### PAGE EXTRACT
Peter Aerts
In Flanders Fields
(1975-1976)
(Kessel-Lo, 21 June 1912 – Stekene, 6 February 1996)
After receiving his first piano lessons from his aunt Jozefa Aerts (1872-1958), who was a piano teacher at the Royal Flemish Conservatoire of Antwerp, Peter Aerts began his official music training at that same institution. Because of financial problems, he had to quit his studies and he started working as a dental technician. Later however, he did take private lessons with Lodewijk Ontrop, Jef Schampaert and August L. Baeyens (orchestration) and eventually obtained degrees at the Antwerp Conservatoire in music theory with Jan Broeckx (first prize in 1936) and harmony with Edward Verheyden (second prize in 1943).
Around 1932 he became the accompanist of the mixed choir Kunst en Vermaak in Borgerhout (Antwerp), which was being led by the composer and conductor Jef Van Hoof (1886-1959) since 1929. In the 1930s this Flemish nationalist choir organisation was highly successful. Aerts befriended Van Hoof and together they toured Flanders to perform. Together with the author Emmanuel De Bom, the poet Edgar Denhaene and the author and campanologist Prosper Verheyden, Aerts belonged to the circle of artists that gathered at the Spokenhof in Boechout, a small castle that Van Hoof had bought at the end of 1921. Aerts would go on to orchestrate various pieces by Van Hoof. In 1939 Aerts became the conductor of the Jonc Vlaems Vri Vlaems choir in Sint-Niklaas. In addition, he worked as a pianist and accompanist for radio broadcasts of the NIR (National Institute for Radio Broadcasting) and the Vlanara (Flemish Nationalist Radio Union). He was also a much sought-after accompanist for song recitals.
Aerts’s oeuvre consists mostly of vocal pieces, with texts in Dutch as well as in German, French, English and South-African: besides choral pieces and the opera Groen en grijs (1953), he wrote more than a hundred art songs, children songs, religious songs and popular songs, a number of which were published by Davidsfonds, Willemsfonds, de Ring and de Crans. On top of that, he also composed pieces for piano and chamber music as well as a couple of pieces for brass band and for symphonic orchestra. His choir piece Uchtend-Hymne was awarded the Provincial Music Award by the province of East Flanders, and in 1979 he received the Award for Carillon Composition by the city of Malines for Metamorfozen (1978), a composition for carillon inspired by the Flemish folk song Schoon lief, hoe ligt gij hier en slaapt. For some pieces and arrangements he used the pseudonym Piet Pech (‘Back Luck Pete’), which might tell us something about his outlook on life.
Since 2004 the library of the Royal Conservatoire houses most of Aerts’s compositions, including the autograph of In Flanders Fields. Aerts composed the song on 7 May 1975 and completed the orchestration on 26 February 1976.

### EXTRACTED ENTRIES
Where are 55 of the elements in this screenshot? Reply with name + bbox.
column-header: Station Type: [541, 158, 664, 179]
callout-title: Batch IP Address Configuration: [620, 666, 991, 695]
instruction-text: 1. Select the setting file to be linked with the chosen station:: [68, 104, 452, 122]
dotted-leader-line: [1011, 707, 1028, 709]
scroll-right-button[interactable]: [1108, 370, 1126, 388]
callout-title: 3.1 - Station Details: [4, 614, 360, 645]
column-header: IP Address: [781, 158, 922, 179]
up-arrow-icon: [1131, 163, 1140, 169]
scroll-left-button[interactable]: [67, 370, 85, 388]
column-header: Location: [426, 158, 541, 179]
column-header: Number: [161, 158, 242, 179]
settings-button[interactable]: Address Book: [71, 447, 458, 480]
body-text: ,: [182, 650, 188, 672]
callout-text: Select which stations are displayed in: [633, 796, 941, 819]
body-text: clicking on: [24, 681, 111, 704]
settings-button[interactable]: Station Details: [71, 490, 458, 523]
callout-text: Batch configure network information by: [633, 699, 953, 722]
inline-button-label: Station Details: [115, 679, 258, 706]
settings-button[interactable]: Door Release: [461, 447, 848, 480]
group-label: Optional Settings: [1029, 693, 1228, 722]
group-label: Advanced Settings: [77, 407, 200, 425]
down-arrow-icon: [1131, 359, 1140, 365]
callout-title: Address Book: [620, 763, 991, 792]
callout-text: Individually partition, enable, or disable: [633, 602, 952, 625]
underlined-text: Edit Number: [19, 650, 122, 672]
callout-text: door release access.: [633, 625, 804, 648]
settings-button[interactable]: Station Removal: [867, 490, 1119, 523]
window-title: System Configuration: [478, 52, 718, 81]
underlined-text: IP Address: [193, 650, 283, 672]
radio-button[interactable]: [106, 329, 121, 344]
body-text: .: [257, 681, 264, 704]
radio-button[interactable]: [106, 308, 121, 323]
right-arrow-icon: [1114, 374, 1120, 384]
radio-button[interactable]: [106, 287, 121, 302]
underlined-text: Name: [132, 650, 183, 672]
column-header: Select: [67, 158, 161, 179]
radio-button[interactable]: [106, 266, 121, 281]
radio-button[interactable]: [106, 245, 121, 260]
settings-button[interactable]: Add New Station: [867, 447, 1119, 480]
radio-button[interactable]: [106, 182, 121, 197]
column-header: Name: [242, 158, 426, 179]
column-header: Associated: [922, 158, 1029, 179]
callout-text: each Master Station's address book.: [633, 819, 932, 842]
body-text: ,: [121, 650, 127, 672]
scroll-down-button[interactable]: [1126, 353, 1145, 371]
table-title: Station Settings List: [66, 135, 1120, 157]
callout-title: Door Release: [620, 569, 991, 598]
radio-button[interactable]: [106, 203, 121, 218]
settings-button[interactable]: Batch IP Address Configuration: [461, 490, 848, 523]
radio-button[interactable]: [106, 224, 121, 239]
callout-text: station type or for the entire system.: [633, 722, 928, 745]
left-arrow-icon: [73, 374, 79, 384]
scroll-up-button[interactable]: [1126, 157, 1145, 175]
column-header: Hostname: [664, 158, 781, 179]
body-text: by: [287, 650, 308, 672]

### EXERCISE TASK
Using the text on Peter Aerts, answer these:
1. Who gave Aerts his first piano lessons?
2. Which choir in Sint-Niklaas did he become the conductor of in 1939?
3. On what date did he complete the orchestration of In Flanders Fields?
The records were taken from a different source than the text about Peter Aerts.

### FULL OUTPUT
1. His aunt Jozefa Aerts.
2. The Jonc Vlaems Vri Vlaems choir.
3. 26 February 1976.